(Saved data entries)
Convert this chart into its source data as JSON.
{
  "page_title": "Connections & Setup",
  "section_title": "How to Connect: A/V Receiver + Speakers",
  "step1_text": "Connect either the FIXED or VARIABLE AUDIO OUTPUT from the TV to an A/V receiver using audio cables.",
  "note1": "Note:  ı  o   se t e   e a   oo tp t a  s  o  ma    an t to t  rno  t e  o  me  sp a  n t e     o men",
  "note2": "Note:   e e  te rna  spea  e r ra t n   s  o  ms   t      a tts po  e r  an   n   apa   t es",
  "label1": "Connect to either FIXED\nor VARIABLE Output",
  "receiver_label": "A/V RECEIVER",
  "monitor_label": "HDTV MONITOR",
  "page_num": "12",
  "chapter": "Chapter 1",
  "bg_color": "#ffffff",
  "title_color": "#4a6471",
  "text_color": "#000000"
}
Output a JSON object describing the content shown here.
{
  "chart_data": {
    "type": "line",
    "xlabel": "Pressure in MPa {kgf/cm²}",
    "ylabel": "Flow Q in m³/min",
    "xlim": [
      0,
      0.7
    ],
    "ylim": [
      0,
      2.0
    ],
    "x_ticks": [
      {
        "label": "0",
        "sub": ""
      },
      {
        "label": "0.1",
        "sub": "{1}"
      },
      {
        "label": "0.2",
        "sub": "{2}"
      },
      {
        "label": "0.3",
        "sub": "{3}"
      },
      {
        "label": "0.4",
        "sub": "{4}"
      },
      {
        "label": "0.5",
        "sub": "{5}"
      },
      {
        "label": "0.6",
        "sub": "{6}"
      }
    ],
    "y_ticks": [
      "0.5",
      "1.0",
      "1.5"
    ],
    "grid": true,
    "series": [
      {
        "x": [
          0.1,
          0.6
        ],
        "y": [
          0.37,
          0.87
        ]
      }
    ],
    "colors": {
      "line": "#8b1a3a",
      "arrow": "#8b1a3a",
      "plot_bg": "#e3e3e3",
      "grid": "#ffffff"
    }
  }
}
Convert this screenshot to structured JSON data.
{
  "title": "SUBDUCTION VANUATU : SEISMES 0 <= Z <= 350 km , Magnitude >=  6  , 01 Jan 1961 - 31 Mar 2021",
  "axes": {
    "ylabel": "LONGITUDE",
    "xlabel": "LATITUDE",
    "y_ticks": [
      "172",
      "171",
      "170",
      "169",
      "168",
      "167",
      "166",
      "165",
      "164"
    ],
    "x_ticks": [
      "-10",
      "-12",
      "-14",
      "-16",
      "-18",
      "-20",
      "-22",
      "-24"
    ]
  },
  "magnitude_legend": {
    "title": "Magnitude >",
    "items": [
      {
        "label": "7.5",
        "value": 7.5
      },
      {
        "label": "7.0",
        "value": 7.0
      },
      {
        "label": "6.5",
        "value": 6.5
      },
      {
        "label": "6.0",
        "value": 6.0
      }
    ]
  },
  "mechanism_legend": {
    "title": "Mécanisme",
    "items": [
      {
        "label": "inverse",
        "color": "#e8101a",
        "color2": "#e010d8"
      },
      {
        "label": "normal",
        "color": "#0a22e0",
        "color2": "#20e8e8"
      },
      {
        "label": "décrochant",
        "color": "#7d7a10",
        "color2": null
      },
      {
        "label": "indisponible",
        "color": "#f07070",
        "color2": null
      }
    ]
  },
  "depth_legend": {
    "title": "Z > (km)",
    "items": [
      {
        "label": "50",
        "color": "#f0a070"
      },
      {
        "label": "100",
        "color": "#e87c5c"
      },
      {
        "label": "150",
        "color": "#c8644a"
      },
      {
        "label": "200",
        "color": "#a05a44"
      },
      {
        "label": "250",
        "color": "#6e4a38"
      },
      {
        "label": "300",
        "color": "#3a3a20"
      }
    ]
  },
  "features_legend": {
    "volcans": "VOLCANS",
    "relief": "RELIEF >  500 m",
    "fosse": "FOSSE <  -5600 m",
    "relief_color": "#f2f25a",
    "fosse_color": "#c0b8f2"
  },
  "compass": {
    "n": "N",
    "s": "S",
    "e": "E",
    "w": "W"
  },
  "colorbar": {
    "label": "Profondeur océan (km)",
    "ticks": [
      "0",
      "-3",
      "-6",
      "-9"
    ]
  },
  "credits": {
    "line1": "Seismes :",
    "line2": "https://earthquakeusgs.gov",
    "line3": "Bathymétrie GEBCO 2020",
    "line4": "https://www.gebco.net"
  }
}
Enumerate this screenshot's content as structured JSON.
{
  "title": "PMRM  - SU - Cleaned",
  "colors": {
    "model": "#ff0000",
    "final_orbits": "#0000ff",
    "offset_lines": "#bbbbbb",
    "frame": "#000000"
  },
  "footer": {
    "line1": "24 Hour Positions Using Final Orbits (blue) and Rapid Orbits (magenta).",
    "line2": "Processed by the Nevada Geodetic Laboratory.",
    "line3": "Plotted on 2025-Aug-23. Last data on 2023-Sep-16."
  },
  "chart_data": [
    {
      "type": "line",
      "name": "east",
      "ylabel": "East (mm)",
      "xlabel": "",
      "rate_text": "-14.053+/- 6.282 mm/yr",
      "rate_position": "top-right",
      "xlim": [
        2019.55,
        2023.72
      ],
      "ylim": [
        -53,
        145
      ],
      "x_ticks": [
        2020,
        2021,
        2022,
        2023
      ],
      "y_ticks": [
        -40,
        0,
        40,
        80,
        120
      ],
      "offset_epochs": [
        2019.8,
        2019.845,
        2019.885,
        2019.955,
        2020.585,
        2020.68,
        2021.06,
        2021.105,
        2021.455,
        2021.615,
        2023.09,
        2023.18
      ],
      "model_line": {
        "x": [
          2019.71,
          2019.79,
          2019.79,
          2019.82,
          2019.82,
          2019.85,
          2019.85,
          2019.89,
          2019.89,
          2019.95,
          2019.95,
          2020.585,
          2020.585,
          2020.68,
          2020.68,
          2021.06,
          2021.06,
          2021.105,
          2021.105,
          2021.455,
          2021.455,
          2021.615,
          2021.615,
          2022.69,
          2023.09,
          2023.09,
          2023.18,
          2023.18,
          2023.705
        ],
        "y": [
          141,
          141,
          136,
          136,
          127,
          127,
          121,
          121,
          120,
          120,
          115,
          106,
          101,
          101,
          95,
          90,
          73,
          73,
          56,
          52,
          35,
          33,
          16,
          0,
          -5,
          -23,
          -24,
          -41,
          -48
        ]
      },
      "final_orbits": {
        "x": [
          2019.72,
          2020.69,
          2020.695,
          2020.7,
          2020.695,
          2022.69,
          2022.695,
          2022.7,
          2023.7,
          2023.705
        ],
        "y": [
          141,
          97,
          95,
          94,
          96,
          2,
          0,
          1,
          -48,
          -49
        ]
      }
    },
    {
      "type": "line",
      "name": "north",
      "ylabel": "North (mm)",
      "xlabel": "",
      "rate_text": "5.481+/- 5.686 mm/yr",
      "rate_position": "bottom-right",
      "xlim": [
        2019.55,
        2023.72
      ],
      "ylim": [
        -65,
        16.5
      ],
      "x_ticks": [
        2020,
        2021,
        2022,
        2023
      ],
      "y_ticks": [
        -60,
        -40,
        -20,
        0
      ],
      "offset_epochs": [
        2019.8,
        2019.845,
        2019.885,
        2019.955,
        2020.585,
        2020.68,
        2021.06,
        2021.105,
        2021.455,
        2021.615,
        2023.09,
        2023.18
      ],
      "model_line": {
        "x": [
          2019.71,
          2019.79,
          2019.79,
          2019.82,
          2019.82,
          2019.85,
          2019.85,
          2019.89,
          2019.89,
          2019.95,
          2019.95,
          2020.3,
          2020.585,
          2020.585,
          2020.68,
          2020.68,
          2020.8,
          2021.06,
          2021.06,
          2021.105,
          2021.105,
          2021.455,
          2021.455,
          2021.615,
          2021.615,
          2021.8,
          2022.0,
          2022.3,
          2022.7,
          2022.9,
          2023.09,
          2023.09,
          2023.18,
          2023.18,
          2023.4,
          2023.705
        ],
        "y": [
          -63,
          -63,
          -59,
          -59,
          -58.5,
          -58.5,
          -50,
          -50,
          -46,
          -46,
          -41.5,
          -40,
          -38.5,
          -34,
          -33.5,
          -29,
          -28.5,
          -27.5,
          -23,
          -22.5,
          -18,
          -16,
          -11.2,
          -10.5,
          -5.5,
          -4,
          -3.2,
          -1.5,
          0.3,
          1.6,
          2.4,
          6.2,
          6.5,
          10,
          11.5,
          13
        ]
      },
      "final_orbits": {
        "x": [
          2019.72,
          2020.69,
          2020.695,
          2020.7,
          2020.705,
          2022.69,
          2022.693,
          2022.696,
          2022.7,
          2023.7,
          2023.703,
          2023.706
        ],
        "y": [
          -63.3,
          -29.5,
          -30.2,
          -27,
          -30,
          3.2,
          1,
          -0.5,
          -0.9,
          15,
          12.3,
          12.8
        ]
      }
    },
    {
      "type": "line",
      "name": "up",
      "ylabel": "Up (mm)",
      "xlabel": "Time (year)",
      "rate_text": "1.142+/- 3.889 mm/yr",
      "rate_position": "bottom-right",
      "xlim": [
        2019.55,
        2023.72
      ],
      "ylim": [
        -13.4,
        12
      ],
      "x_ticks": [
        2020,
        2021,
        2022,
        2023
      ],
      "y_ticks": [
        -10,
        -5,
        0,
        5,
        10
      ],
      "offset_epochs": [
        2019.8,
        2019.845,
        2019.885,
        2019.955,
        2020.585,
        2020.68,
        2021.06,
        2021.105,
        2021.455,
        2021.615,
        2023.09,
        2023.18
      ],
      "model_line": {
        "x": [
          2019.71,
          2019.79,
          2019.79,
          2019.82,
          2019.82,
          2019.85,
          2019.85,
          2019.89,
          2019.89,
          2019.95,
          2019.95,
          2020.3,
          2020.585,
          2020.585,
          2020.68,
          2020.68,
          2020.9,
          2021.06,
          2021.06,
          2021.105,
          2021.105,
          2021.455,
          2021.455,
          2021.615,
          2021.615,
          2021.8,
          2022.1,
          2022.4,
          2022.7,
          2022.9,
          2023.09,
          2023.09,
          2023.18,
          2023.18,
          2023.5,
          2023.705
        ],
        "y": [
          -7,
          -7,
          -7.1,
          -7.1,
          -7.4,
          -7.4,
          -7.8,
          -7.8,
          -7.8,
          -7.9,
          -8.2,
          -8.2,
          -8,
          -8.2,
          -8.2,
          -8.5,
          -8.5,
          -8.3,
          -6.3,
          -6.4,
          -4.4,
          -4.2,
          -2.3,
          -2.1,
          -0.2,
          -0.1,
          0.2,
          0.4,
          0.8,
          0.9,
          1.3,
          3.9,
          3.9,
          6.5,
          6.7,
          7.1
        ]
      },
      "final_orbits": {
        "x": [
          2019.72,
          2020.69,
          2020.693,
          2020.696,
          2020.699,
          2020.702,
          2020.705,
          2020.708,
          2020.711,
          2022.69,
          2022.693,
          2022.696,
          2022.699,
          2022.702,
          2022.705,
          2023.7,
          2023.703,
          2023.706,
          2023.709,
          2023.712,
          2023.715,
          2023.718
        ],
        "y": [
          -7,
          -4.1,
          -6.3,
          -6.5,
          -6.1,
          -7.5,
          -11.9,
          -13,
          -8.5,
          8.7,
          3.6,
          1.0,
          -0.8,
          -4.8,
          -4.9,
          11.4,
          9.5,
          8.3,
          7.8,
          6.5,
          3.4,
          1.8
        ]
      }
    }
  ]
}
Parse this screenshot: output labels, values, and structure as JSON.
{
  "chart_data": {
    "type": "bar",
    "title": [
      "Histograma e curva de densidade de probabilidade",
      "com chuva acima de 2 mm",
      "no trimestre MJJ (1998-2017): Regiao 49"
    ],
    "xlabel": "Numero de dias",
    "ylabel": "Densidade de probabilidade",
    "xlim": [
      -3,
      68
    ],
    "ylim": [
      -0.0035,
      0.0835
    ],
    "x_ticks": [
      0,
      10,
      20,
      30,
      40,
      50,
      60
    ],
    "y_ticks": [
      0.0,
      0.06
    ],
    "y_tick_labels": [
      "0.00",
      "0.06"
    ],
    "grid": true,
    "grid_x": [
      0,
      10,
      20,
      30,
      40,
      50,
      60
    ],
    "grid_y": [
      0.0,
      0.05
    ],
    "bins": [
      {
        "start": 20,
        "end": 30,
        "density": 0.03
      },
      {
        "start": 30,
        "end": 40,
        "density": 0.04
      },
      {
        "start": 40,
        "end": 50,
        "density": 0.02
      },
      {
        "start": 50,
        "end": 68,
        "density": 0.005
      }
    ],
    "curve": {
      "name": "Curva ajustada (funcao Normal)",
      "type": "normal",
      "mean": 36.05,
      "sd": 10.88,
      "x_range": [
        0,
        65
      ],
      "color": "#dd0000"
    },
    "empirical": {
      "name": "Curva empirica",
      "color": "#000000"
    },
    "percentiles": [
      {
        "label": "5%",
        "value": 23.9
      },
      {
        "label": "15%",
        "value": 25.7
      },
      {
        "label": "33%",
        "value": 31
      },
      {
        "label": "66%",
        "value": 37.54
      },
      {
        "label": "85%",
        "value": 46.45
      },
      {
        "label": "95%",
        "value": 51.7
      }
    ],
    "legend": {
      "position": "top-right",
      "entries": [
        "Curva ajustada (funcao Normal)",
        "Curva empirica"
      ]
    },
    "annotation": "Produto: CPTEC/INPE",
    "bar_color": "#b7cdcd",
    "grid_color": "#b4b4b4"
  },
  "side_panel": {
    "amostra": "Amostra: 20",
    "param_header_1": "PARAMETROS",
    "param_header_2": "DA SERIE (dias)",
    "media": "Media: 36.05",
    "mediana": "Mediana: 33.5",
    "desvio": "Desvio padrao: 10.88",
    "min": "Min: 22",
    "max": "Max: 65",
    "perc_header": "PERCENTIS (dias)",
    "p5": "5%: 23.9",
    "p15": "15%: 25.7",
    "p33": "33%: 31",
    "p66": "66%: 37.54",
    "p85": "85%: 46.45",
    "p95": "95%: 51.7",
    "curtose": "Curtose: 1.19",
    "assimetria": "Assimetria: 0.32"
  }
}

▶ _Work to be completed_
From the data above, copy each line that holds "VARIABLE".

▶ _Written solution_
  "step1_text": "Connect either the FIXED or VARIABLE AUDIO OUTPUT from the TV to an A/V receiver using audio cables.",
  "label1": "Connect to either FIXED\nor VARIABLE Output",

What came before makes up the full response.